* **Exercise objective**
Transcribe the records below exactly as they appear.

* **Material provided**
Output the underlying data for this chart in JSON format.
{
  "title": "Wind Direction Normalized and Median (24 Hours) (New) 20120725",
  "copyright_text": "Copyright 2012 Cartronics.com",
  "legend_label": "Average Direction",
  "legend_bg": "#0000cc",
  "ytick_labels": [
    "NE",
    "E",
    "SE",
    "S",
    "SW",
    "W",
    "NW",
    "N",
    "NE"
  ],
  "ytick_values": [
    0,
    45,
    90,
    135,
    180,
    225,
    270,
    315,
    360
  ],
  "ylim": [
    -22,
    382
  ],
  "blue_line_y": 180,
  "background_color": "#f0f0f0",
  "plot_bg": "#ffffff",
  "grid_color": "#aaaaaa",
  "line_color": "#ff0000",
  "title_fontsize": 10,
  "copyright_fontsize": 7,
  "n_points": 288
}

* **Completed task**
Output the underlying data for this chart in JSON format.
{
  "title": "Wind Direction Normalized and Median (24 Hours) (New) 20120725",
  "copyright_text": "Copyright 2012 Cartronics.com",
  "legend_label": "Average Direction",
  "legend_bg": "#0000cc",
  "ytick_labels": [
    "NE",
    "E",
    "SE",
    "S",
    "SW",
    "W",
    "NW",
    "N",
    "NE"
  ],
  "ytick_values": [
    0,
    45,
    90,
    135,
    180,
    225,
    270,
    315,
    360
  ],
  "ylim": [
    -22,
    382
  ],
  "blue_line_y": 180,
  "background_color": "#f0f0f0",
  "plot_bg": "#ffffff",
  "grid_color": "#aaaaaa",
  "line_color": "#ff0000",
  "title_fontsize": 10,
  "copyright_fontsize": 7,
  "n_points": 288
}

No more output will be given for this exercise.